Chance for Peace speech
- Date: April 16, 1953
- Venue: Statler Hotel
- Location: Washington, D.C., United States; 38°54′09″N 77°02′14″W﻿ / ﻿38.9025°N 77.0372°W;
- Also known as: "Cross of Iron" speech
- Type: Presidential address
- Theme: Cold War, global disarmament, human cost of military spending, international peace
- Cause: Death of Soviet Premier Joseph Stalin (March 1953) and subsequent geopolitical shifts
- Motive: To challenge the new Soviet leadership to join a mutual effort toward global de-escalation and peace
- Target: USSR leadership and the global public
- Organised by: American Society of Newspaper Editors
- Participants: Dwight D. Eisenhower
- Outcome: Widely praised as one of Eisenhower's finest speeches, though it failed to achieve a long-term breakthrough in Cold War relations

= Chance for Peace speech =

1953 speech by U.S. President Eisenhower

The Chance for Peace speech, also known as the Cross of Iron speech, was an address given by U.S. president Dwight D. Eisenhower on April 16, 1953, shortly after the death of Soviet leader Joseph Stalin. Speaking only three months into his presidency, Eisenhower likened arms spending to stealing from the people, and evoked William Jennings Bryan in describing "humanity hanging from a cross of iron." Although Eisenhower, a former military man, spoke against increased military spending, the Cold War deepened during his administration and political pressures for increased military spending mounted. By the time he left office in 1961, he felt it necessary to warn of the military–industrial complex in his final address.

==Background==
Eisenhower took office in January 1953, with the Korean War in a stalemate. Three and a half years prior, the Soviet Union had successfully detonated the atomic bomb named RDS-1, and appeared to reach approximate military parity with the United States. Political pressures for a more aggressive stance toward the Soviet Union mounted, and calls for increased military spending did as well. Stalin's death on March 5, 1953, briefly left a power vacuum in the Soviet Union and offered a chance for rapprochement with the new regime, as well as an opportunity to decrease military spending.

::::::::

• SHORT TASK 1
Quote the text on the Chance for Peace speech in full, word for word.
The text on the Chance for Peace speech and the records that follow it have no connection to each other.

• Records taken from a data source
::::::::

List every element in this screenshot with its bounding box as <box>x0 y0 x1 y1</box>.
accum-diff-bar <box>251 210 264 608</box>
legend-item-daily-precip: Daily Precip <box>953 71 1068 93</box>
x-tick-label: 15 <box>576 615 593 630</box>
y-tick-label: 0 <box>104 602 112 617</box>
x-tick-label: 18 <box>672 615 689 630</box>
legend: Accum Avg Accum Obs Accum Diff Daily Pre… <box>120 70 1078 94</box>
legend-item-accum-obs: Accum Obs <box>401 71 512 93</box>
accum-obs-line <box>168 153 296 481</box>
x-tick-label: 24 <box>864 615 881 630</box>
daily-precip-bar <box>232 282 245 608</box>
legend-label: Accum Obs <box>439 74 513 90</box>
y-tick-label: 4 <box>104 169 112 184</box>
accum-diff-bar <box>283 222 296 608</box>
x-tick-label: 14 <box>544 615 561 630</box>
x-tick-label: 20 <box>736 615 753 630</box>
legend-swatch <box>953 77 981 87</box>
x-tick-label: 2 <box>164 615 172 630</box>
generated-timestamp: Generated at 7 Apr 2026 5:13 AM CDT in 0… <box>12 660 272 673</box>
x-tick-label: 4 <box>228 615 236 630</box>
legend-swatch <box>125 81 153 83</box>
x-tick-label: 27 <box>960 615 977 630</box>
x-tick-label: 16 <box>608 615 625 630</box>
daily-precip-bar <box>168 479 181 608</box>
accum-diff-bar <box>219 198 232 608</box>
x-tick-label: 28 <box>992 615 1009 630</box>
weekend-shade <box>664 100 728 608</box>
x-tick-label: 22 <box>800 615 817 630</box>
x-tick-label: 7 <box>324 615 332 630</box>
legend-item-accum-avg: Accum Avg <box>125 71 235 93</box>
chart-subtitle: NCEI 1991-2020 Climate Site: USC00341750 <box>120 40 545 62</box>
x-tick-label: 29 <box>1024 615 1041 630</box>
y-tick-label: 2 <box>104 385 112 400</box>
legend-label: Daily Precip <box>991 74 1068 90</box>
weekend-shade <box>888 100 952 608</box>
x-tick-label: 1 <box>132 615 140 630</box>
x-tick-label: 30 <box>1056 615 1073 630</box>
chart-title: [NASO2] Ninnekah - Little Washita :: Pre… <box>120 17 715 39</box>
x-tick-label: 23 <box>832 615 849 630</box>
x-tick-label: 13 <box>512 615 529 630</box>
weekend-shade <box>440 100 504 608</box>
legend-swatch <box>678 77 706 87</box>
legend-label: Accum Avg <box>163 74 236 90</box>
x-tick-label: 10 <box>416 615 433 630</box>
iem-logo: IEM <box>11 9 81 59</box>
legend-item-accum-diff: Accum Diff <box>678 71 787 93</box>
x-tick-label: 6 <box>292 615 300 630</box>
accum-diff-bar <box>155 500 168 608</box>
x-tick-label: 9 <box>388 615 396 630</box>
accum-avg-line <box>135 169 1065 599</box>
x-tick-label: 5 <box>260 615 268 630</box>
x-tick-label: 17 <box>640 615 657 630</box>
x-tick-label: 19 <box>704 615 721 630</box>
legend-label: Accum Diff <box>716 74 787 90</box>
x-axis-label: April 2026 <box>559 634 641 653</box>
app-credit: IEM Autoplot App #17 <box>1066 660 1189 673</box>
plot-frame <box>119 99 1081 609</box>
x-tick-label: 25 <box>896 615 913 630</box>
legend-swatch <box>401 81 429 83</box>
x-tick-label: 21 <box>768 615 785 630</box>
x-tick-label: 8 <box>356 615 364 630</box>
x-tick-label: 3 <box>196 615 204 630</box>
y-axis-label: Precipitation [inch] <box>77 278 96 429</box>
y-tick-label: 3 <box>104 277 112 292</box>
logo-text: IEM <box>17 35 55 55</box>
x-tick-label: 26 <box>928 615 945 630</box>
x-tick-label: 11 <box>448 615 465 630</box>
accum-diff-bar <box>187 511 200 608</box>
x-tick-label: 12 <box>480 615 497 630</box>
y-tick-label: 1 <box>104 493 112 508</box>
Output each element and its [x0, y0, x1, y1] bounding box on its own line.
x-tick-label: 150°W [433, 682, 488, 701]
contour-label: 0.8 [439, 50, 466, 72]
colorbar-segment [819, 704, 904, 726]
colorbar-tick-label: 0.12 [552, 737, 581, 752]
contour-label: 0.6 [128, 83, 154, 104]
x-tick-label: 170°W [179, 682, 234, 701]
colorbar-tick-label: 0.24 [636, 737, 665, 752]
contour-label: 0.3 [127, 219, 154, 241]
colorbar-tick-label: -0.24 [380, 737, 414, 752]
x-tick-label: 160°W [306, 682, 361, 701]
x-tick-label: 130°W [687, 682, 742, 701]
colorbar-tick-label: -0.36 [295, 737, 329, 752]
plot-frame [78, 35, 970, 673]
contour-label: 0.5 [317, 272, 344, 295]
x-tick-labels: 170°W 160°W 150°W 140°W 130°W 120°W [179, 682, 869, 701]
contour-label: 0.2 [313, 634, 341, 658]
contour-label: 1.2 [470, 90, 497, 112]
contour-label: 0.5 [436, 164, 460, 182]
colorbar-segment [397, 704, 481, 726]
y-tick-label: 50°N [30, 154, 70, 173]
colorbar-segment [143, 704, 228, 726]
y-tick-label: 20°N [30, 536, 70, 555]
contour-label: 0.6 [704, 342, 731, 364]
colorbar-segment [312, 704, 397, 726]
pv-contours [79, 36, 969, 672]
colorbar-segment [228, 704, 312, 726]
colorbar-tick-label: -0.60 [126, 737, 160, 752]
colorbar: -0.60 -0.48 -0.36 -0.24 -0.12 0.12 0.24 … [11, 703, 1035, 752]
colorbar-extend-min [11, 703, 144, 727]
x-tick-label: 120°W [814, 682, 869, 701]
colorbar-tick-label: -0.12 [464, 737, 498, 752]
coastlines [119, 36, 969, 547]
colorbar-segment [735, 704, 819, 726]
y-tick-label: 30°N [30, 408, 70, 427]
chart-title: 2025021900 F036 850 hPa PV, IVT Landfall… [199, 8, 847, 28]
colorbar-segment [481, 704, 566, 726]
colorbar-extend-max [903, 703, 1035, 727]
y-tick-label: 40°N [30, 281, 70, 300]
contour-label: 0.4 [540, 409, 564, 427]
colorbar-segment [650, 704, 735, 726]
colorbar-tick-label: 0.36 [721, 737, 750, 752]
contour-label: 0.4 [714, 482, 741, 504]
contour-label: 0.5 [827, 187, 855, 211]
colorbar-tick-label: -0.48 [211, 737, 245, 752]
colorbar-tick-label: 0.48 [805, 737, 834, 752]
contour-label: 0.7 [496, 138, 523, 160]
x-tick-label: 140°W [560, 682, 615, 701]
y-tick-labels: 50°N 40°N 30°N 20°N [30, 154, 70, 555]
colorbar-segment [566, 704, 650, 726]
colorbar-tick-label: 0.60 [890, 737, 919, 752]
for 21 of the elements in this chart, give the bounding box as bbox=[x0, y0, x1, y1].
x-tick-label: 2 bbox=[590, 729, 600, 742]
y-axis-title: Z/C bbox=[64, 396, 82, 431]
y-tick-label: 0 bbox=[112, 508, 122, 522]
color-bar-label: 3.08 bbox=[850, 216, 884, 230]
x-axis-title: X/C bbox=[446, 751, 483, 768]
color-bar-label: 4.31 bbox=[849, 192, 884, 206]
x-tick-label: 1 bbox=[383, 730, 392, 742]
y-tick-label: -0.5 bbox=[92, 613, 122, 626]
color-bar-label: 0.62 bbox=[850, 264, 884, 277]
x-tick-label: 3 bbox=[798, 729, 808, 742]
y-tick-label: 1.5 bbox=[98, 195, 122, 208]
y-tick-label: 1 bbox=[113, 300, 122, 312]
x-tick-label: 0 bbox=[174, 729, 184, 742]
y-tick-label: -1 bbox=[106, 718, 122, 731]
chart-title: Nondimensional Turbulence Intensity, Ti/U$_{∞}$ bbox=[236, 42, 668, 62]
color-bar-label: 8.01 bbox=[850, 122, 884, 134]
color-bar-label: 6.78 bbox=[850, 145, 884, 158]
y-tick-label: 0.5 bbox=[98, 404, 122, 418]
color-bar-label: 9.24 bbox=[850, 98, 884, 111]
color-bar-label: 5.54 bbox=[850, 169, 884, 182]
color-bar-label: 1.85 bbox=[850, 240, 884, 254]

::::::::

• SHORT TASK 2
Print the records exactly, beginning at their first line and ending with the line that contains "legend-item-accum-avg: Accum Avg". Include that line.

• EXERCISE RESULT 1
Chance for Peace speech
- Date: April 16, 1953
- Venue: Statler Hotel
- Location: Washington, D.C., United States; 38°54′09″N 77°02′14″W﻿ / ﻿38.9025°N 77.0372°W;
- Also known as: "Cross of Iron" speech
- Type: Presidential address
- Theme: Cold War, global disarmament, human cost of military spending, international peace
- Cause: Death of Soviet Premier Joseph Stalin (March 1953) and subsequent geopolitical shifts
- Motive: To challenge the new Soviet leadership to join a mutual effort toward global de-escalation and peace
- Target: USSR leadership and the global public
- Organised by: American Society of Newspaper Editors
- Participants: Dwight D. Eisenhower
- Outcome: Widely praised as one of Eisenhower's finest speeches, though it failed to achieve a long-term breakthrough in Cold War relations

= Chance for Peace speech =

1953 speech by U.S. President Eisenhower

The Chance for Peace speech, also known as the Cross of Iron speech, was an address given by U.S. president Dwight D. Eisenhower on April 16, 1953, shortly after the death of Soviet leader Joseph Stalin. Speaking only three months into his presidency, Eisenhower likened arms spending to stealing from the people, and evoked William Jennings Bryan in describing "humanity hanging from a cross of iron." Although Eisenhower, a former military man, spoke against increased military spending, the Cold War deepened during his administration and political pressures for increased military spending mounted. By the time he left office in 1961, he felt it necessary to warn of the military–industrial complex in his final address.

==Background==
Eisenhower took office in January 1953, with the Korean War in a stalemate. Three and a half years prior, the Soviet Union had successfully detonated the atomic bomb named RDS-1, and appeared to reach approximate military parity with the United States. Political pressures for a more aggressive stance toward the Soviet Union mounted, and calls for increased military spending did as well. Stalin's death on March 5, 1953, briefly left a power vacuum in the Soviet Union and offered a chance for rapprochement with the new regime, as well as an opportunity to decrease military spending.

• EXERCISE RESULT 2
List every element in this screenshot with its bounding box as <box>x0 y0 x1 y1</box>.
accum-diff-bar <box>251 210 264 608</box>
legend-item-daily-precip: Daily Precip <box>953 71 1068 93</box>
x-tick-label: 15 <box>576 615 593 630</box>
y-tick-label: 0 <box>104 602 112 617</box>
x-tick-label: 18 <box>672 615 689 630</box>
legend: Accum Avg Accum Obs Accum Diff Daily Pre… <box>120 70 1078 94</box>
legend-item-accum-obs: Accum Obs <box>401 71 512 93</box>
accum-obs-line <box>168 153 296 481</box>
x-tick-label: 24 <box>864 615 881 630</box>
daily-precip-bar <box>232 282 245 608</box>
legend-label: Accum Obs <box>439 74 513 90</box>
y-tick-label: 4 <box>104 169 112 184</box>
accum-diff-bar <box>283 222 296 608</box>
x-tick-label: 14 <box>544 615 561 630</box>
x-tick-label: 20 <box>736 615 753 630</box>
legend-swatch <box>953 77 981 87</box>
x-tick-label: 2 <box>164 615 172 630</box>
generated-timestamp: Generated at 7 Apr 2026 5:13 AM CDT in 0… <box>12 660 272 673</box>
x-tick-label: 4 <box>228 615 236 630</box>
legend-swatch <box>125 81 153 83</box>
x-tick-label: 27 <box>960 615 977 630</box>
x-tick-label: 16 <box>608 615 625 630</box>
daily-precip-bar <box>168 479 181 608</box>
accum-diff-bar <box>219 198 232 608</box>
x-tick-label: 28 <box>992 615 1009 630</box>
weekend-shade <box>664 100 728 608</box>
x-tick-label: 22 <box>800 615 817 630</box>
x-tick-label: 7 <box>324 615 332 630</box>
legend-item-accum-avg: Accum Avg <box>125 71 235 93</box>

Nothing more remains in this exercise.